> [STATED PROBLEM] Give back every line exactly as it appears, pictures excluded.

> [EXTRACTED ENTRIES]
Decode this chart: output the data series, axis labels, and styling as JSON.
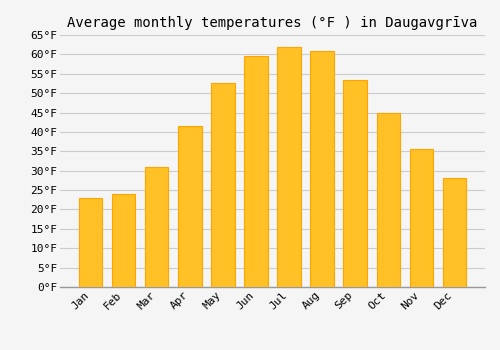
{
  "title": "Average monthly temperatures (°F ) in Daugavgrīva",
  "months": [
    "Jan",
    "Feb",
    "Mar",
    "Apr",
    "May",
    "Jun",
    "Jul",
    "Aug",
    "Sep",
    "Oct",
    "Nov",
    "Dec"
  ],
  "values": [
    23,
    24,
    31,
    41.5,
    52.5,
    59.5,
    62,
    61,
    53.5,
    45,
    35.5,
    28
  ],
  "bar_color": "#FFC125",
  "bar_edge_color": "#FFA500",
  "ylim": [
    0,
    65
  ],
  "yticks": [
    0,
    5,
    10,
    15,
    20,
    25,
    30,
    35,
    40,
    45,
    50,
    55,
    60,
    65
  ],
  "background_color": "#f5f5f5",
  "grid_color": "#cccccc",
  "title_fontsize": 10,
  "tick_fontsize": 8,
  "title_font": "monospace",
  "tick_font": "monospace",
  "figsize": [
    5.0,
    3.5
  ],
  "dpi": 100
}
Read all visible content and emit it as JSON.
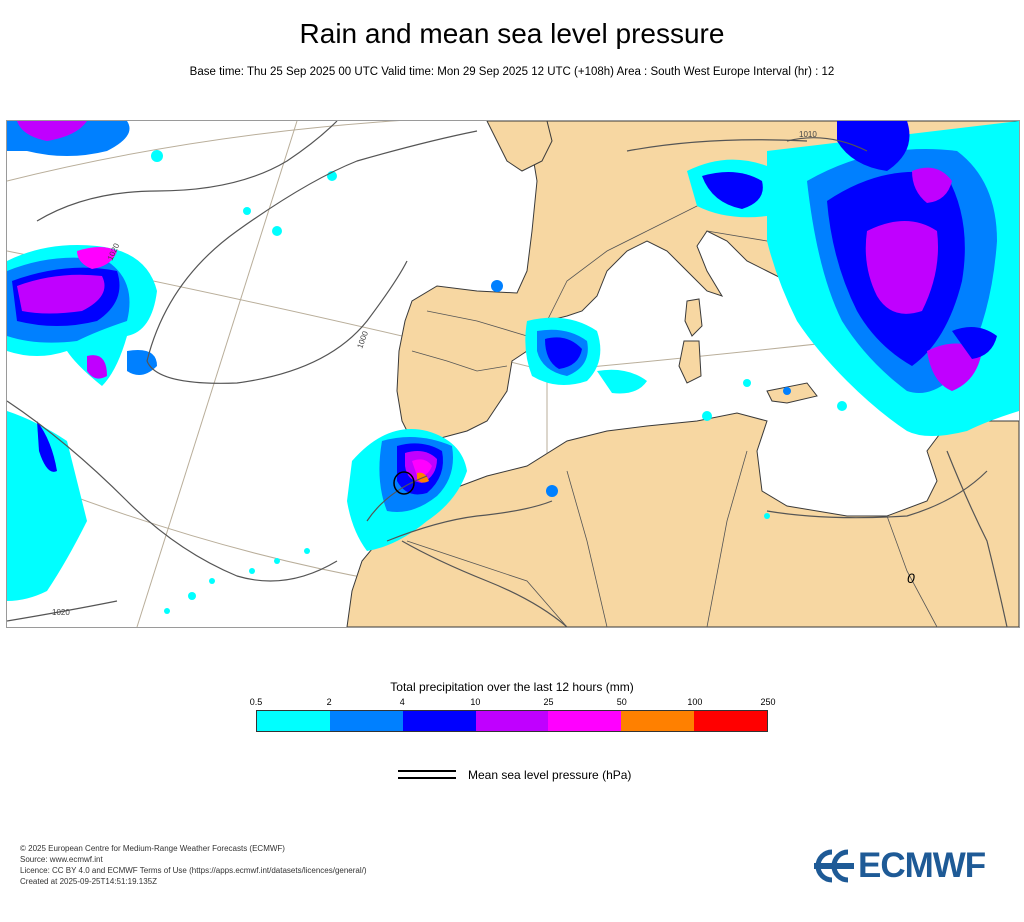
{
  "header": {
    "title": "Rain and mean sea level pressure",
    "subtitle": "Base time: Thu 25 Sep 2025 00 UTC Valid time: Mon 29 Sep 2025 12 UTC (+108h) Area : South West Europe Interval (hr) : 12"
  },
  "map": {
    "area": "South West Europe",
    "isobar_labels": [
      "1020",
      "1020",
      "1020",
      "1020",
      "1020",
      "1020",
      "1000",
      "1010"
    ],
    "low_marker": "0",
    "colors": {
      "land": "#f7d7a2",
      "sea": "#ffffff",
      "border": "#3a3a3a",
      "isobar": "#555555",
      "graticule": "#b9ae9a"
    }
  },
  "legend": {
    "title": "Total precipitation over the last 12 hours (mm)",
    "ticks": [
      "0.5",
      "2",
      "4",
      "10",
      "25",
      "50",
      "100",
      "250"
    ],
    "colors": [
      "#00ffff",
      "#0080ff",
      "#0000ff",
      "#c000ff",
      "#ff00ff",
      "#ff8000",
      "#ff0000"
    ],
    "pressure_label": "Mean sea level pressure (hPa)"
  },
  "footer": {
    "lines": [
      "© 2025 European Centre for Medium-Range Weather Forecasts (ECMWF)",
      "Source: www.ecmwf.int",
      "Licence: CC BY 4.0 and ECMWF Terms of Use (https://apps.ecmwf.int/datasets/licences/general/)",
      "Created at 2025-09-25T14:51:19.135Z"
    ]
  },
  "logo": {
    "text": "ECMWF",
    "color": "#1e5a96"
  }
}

> [FULL OUTPUT]
Decode this chart: output the data series, axis labels, and styling as JSON.
{
  "title": "Average monthly temperatures (°F ) in Daugavgrīva",
  "months": [
    "Jan",
    "Feb",
    "Mar",
    "Apr",
    "May",
    "Jun",
    "Jul",
    "Aug",
    "Sep",
    "Oct",
    "Nov",
    "Dec"
  ],
  "values": [
    23,
    24,
    31,
    41.5,
    52.5,
    59.5,
    62,
    61,
    53.5,
    45,
    35.5,
    28
  ],
  "bar_color": "#FFC125",
  "bar_edge_color": "#FFA500",
  "ylim": [
    0,
    65
  ],
  "yticks": [
    0,
    5,
    10,
    15,
    20,
    25,
    30,
    35,
    40,
    45,
    50,
    55,
    60,
    65
  ],
  "background_color": "#f5f5f5",
  "grid_color": "#cccccc",
  "title_fontsize": 10,
  "tick_fontsize": 8,
  "title_font": "monospace",
  "tick_font": "monospace",
  "figsize": [
    5.0,
    3.5
  ],
  "dpi": 100
}
Read all visible content and emit it as JSON.
{
  "header": {
    "title": "Rain and mean sea level pressure",
    "subtitle": "Base time: Thu 25 Sep 2025 00 UTC Valid time: Mon 29 Sep 2025 12 UTC (+108h) Area : South West Europe Interval (hr) : 12"
  },
  "map": {
    "area": "South West Europe",
    "isobar_labels": [
      "1020",
      "1020",
      "1020",
      "1020",
      "1020",
      "1020",
      "1000",
      "1010"
    ],
    "low_marker": "0",
    "colors": {
      "land": "#f7d7a2",
      "sea": "#ffffff",
      "border": "#3a3a3a",
      "isobar": "#555555",
      "graticule": "#b9ae9a"
    }
  },
  "legend": {
    "title": "Total precipitation over the last 12 hours (mm)",
    "ticks": [
      "0.5",
      "2",
      "4",
      "10",
      "25",
      "50",
      "100",
      "250"
    ],
    "colors": [
      "#00ffff",
      "#0080ff",
      "#0000ff",
      "#c000ff",
      "#ff00ff",
      "#ff8000",
      "#ff0000"
    ],
    "pressure_label": "Mean sea level pressure (hPa)"
  },
  "footer": {
    "lines": [
      "© 2025 European Centre for Medium-Range Weather Forecasts (ECMWF)",
      "Source: www.ecmwf.int",
      "Licence: CC BY 4.0 and ECMWF Terms of Use (https://apps.ecmwf.int/datasets/licences/general/)",
      "Created at 2025-09-25T14:51:19.135Z"
    ]
  },
  "logo": {
    "text": "ECMWF",
    "color": "#1e5a96"
  }
}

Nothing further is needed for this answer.